# [WRITTEN INSTRUCTION]
Looking at the data below, count the lines that contain the string "into". Write only the total.

# [SUPPLIED MATERIAL]
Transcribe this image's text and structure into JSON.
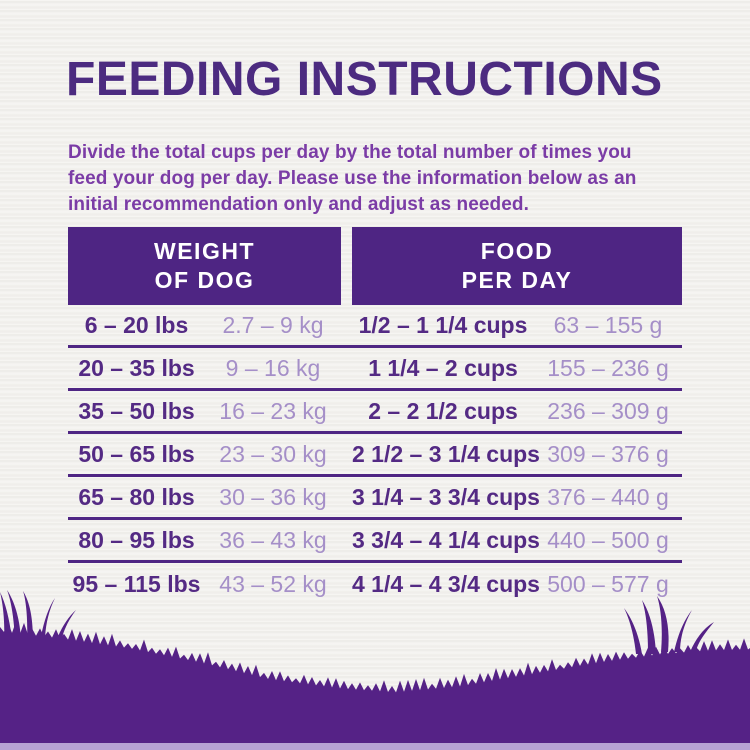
{
  "page": {
    "title": "FEEDING INSTRUCTIONS",
    "intro_lines": [
      "Divide the total cups per day by the total number of times you",
      "feed your dog per day. Please use the information below as an",
      "initial recommendation only and adjust as needed."
    ]
  },
  "table": {
    "headers": {
      "weight_line1": "WEIGHT",
      "weight_line2": "OF DOG",
      "food_line1": "FOOD",
      "food_line2": "PER DAY"
    },
    "rows": [
      {
        "lbs": "6 – 20 lbs",
        "kg": "2.7 – 9 kg",
        "cups": "1/2 – 1 1/4 cups",
        "grams": "63 – 155 g"
      },
      {
        "lbs": "20 – 35 lbs",
        "kg": "9 – 16 kg",
        "cups": "1 1/4 – 2 cups",
        "grams": "155 – 236 g"
      },
      {
        "lbs": "35 – 50 lbs",
        "kg": "16 – 23 kg",
        "cups": "2 – 2 1/2 cups",
        "grams": "236 – 309 g"
      },
      {
        "lbs": "50 – 65 lbs",
        "kg": "23 – 30 kg",
        "cups": "2 1/2 – 3 1/4 cups",
        "grams": "309 – 376 g"
      },
      {
        "lbs": "65 – 80 lbs",
        "kg": "30 – 36 kg",
        "cups": "3 1/4 – 3 3/4 cups",
        "grams": "376 – 440 g"
      },
      {
        "lbs": "80 – 95 lbs",
        "kg": "36 – 43 kg",
        "cups": "3 3/4 – 4 1/4 cups",
        "grams": "440 – 500 g"
      },
      {
        "lbs": "95 – 115 lbs",
        "kg": "43 – 52 kg",
        "cups": "4 1/4 – 4 3/4 cups",
        "grams": "500 – 577 g"
      }
    ]
  },
  "decor": {
    "grass_icon": "grass-silhouette"
  },
  "colors": {
    "background": "#f2f1ee",
    "title_text": "#4c2b80",
    "intro_text": "#7b3ca6",
    "header_bg": "#4e2583",
    "header_text": "#ffffff",
    "divider": "#4e2583",
    "row_bold_text": "#542a84",
    "row_light_text": "#a58fc8",
    "grass": "#552286",
    "bottom_strip": "#b7a2d4"
  }
}
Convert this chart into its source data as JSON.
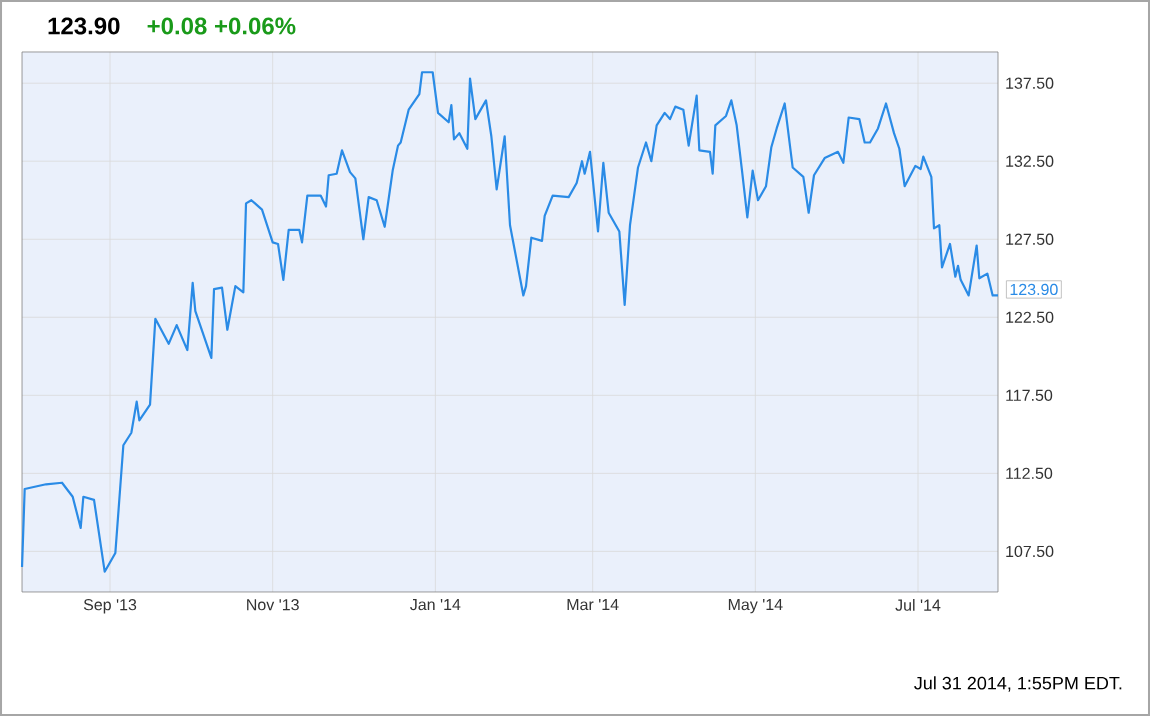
{
  "chart_data": {
    "type": "line",
    "title": "123.90",
    "subtitle": "+0.08  +0.06%",
    "annotations": [
      {
        "text": "123.90",
        "x": "2014-07-31",
        "y": 123.9
      },
      "Jul 31 2014, 1:55PM EDT."
    ],
    "x": [
      "2013-07-30",
      "2013-07-31",
      "2013-08-08",
      "2013-08-14",
      "2013-08-18",
      "2013-08-21",
      "2013-08-22",
      "2013-08-26",
      "2013-08-28",
      "2013-08-30",
      "2013-09-03",
      "2013-09-06",
      "2013-09-09",
      "2013-09-11",
      "2013-09-12",
      "2013-09-16",
      "2013-09-18",
      "2013-09-23",
      "2013-09-26",
      "2013-09-30",
      "2013-10-02",
      "2013-10-03",
      "2013-10-09",
      "2013-10-10",
      "2013-10-13",
      "2013-10-15",
      "2013-10-18",
      "2013-10-21",
      "2013-10-22",
      "2013-10-24",
      "2013-10-28",
      "2013-11-01",
      "2013-11-03",
      "2013-11-05",
      "2013-11-07",
      "2013-11-11",
      "2013-11-12",
      "2013-11-14",
      "2013-11-19",
      "2013-11-21",
      "2013-11-22",
      "2013-11-25",
      "2013-11-27",
      "2013-11-30",
      "2013-12-02",
      "2013-12-05",
      "2013-12-07",
      "2013-12-10",
      "2013-12-13",
      "2013-12-16",
      "2013-12-18",
      "2013-12-19",
      "2013-12-22",
      "2013-12-26",
      "2013-12-27",
      "2013-12-31",
      "2014-01-02",
      "2014-01-06",
      "2014-01-07",
      "2014-01-08",
      "2014-01-10",
      "2014-01-13",
      "2014-01-14",
      "2014-01-16",
      "2014-01-20",
      "2014-01-22",
      "2014-01-24",
      "2014-01-27",
      "2014-01-29",
      "2014-02-03",
      "2014-02-04",
      "2014-02-06",
      "2014-02-10",
      "2014-02-11",
      "2014-02-14",
      "2014-02-20",
      "2014-02-23",
      "2014-02-25",
      "2014-02-26",
      "2014-02-28",
      "2014-03-03",
      "2014-03-05",
      "2014-03-07",
      "2014-03-11",
      "2014-03-13",
      "2014-03-15",
      "2014-03-18",
      "2014-03-21",
      "2014-03-23",
      "2014-03-25",
      "2014-03-28",
      "2014-03-30",
      "2014-04-01",
      "2014-04-04",
      "2014-04-06",
      "2014-04-09",
      "2014-04-10",
      "2014-04-14",
      "2014-04-15",
      "2014-04-16",
      "2014-04-20",
      "2014-04-22",
      "2014-04-24",
      "2014-04-26",
      "2014-04-28",
      "2014-04-30",
      "2014-05-02",
      "2014-05-05",
      "2014-05-07",
      "2014-05-09",
      "2014-05-12",
      "2014-05-15",
      "2014-05-19",
      "2014-05-21",
      "2014-05-23",
      "2014-05-27",
      "2014-06-01",
      "2014-06-03",
      "2014-06-05",
      "2014-06-09",
      "2014-06-11",
      "2014-06-13",
      "2014-06-16",
      "2014-06-19",
      "2014-06-22",
      "2014-06-24",
      "2014-06-26",
      "2014-06-30",
      "2014-07-02",
      "2014-07-03",
      "2014-07-06",
      "2014-07-07",
      "2014-07-09",
      "2014-07-10",
      "2014-07-13",
      "2014-07-15",
      "2014-07-16",
      "2014-07-17",
      "2014-07-20",
      "2014-07-23",
      "2014-07-24",
      "2014-07-27",
      "2014-07-29",
      "2014-07-31"
    ],
    "series": [
      {
        "color": "#2a8be6",
        "values": [
          106.5,
          111.5,
          111.8,
          111.9,
          111.0,
          109.0,
          111.0,
          110.8,
          108.5,
          106.2,
          107.4,
          114.3,
          115.1,
          117.1,
          115.9,
          116.9,
          122.4,
          120.8,
          122.0,
          120.4,
          124.7,
          122.9,
          119.9,
          124.3,
          124.4,
          121.7,
          124.5,
          124.1,
          129.8,
          130.0,
          129.4,
          127.3,
          127.2,
          124.9,
          128.1,
          128.1,
          127.3,
          130.3,
          130.3,
          129.6,
          131.6,
          131.7,
          133.2,
          131.8,
          131.4,
          127.5,
          130.2,
          130.0,
          128.3,
          131.9,
          133.5,
          133.7,
          135.8,
          136.8,
          138.2,
          138.2,
          135.6,
          135.0,
          136.1,
          133.9,
          134.3,
          133.3,
          137.8,
          135.2,
          136.4,
          134.1,
          130.7,
          134.1,
          128.4,
          123.9,
          124.5,
          127.6,
          127.4,
          129.0,
          130.3,
          130.2,
          131.1,
          132.5,
          131.7,
          133.1,
          128.0,
          132.4,
          129.2,
          128.0,
          123.3,
          128.4,
          132.1,
          133.7,
          132.5,
          134.8,
          135.6,
          135.2,
          136.0,
          135.8,
          133.5,
          136.7,
          133.2,
          133.1,
          131.7,
          134.8,
          135.4,
          136.4,
          134.8,
          131.9,
          128.9,
          131.9,
          130.0,
          130.9,
          133.4,
          134.6,
          136.2,
          132.1,
          131.5,
          129.2,
          131.6,
          132.7,
          133.1,
          132.4,
          135.3,
          135.2,
          133.7,
          133.7,
          134.6,
          136.2,
          134.3,
          133.3,
          130.9,
          132.2,
          132.0,
          132.8,
          131.5,
          128.2,
          128.4,
          125.7,
          127.2,
          125.1,
          125.8,
          124.9,
          123.9,
          127.1,
          125.0,
          125.3,
          123.9,
          123.9
        ]
      }
    ],
    "xlim": [
      "2013-07-30",
      "2014-07-31"
    ],
    "xticks": [
      {
        "value": "2013-09-01",
        "label": "Sep '13"
      },
      {
        "value": "2013-11-01",
        "label": "Nov '13"
      },
      {
        "value": "2014-01-01",
        "label": "Jan '14"
      },
      {
        "value": "2014-03-01",
        "label": "Mar '14"
      },
      {
        "value": "2014-05-01",
        "label": "May '14"
      },
      {
        "value": "2014-07-01",
        "label": "Jul '14"
      }
    ],
    "ylim": [
      104.9,
      139.5
    ],
    "yticks": [
      {
        "value": 107.5,
        "label": "107.50"
      },
      {
        "value": 112.5,
        "label": "112.50"
      },
      {
        "value": 117.5,
        "label": "117.50"
      },
      {
        "value": 122.5,
        "label": "122.50"
      },
      {
        "value": 127.5,
        "label": "127.50"
      },
      {
        "value": 132.5,
        "label": "132.50"
      },
      {
        "value": 137.5,
        "label": "137.50"
      }
    ],
    "grid": true,
    "line_style": "solid",
    "marker": "none"
  }
}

# [REPLY TO THE EXERCISE]
2